The Secret to Adventure Guiding Jobs…

Adventure guiding is the best job in the world, but there is almost always a shortage of guides, and outfitters are chronically understaffed. Guiding jobs entail long hours and hard work, with the reward of getting to work outside everyday. There is a huge demand for qualified adventure guides in just about every region that has adventure or outdoor tourism— you just have to know where to look.

Where to find Adventure Guiding Jobs

One way to find Adventure Guiding Jobs is to join an Outdoor Education focused Facebook group. Another way is to research the area you want and locate a company yourself.

First, decide what type of guiding it is you want to do. Are you passionate about cross country skiing? Look into ski guiding in places like Yellowstone National Park, Alaska, or Northern Minnesota. First, search for the trips themselves, then locate a company you like. Check for applications on their website, and if you can’t easily find one, don’t be afraid to email and ask if they are looking for extra help this season! In general, seasonal adventure guiding jobs hire 4-6 months before the start date, but there are always companies understaffed before the seasons start.

Some Quick Tips to get an Adventure Guiding Job

  • Having a WFR (a Wilderness First Responder certification) is not usually required for entry-level positions, but will make you a more promising candidate. As you continue guiding, a WFR will become a requirement.

§ **TASK INSTRUCTIONS**
According to the text on adventure guiding jobs, how far ahead of the start date do seasonal adventure guiding jobs generally hire? The records play no part in this exercise.

§ **STORED RECORDS**

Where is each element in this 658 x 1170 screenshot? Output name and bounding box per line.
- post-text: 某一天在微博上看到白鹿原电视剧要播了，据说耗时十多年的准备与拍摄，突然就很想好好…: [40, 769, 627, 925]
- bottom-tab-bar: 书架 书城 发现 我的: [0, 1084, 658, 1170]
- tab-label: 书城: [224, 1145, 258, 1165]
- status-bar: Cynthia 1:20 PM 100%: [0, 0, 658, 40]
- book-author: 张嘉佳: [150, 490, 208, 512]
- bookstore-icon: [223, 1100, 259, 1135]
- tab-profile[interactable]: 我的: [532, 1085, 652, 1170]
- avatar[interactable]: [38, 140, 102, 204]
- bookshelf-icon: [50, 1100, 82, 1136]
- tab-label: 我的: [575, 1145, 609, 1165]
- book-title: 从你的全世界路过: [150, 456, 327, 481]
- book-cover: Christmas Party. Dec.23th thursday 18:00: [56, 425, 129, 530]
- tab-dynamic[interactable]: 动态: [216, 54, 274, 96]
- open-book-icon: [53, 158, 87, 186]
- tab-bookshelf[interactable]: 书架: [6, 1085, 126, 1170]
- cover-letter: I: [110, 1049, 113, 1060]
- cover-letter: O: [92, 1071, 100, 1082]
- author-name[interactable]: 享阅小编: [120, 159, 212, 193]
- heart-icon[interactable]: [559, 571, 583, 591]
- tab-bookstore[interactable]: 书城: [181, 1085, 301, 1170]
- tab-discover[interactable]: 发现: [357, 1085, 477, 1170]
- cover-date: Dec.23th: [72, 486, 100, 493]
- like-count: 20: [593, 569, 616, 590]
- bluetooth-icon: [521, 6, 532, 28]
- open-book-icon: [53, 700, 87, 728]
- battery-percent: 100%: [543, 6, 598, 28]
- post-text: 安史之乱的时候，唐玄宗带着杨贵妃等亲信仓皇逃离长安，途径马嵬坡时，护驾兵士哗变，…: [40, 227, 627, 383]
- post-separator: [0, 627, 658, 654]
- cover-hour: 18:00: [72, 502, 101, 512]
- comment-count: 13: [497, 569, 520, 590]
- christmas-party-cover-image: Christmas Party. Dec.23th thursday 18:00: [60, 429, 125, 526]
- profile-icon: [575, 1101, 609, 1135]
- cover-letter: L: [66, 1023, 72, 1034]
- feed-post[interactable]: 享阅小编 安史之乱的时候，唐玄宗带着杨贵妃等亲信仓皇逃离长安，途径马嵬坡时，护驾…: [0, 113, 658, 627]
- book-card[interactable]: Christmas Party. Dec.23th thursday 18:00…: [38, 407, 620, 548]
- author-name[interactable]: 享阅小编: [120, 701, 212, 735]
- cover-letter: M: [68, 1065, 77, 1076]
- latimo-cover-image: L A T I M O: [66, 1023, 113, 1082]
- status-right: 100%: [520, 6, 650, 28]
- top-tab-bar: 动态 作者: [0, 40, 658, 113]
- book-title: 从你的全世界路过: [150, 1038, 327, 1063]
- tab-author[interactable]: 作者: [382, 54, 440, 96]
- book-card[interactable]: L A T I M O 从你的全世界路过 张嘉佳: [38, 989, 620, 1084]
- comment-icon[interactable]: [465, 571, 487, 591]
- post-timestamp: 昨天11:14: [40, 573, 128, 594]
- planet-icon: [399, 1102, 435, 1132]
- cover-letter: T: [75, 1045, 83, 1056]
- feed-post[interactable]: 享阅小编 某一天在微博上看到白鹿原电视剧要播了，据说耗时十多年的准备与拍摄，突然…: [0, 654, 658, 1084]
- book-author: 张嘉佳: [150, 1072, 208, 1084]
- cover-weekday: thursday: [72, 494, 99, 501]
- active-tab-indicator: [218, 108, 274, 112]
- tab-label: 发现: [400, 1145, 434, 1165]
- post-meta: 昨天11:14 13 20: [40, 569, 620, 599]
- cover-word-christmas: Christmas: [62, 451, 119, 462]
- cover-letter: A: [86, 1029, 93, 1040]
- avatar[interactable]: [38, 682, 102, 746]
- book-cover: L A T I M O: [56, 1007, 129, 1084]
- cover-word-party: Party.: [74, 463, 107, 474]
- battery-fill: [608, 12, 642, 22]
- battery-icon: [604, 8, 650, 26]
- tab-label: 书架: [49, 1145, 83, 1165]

§ **RESULT OF THE EXERCISE**
They generally hire 4-6 months before the start date.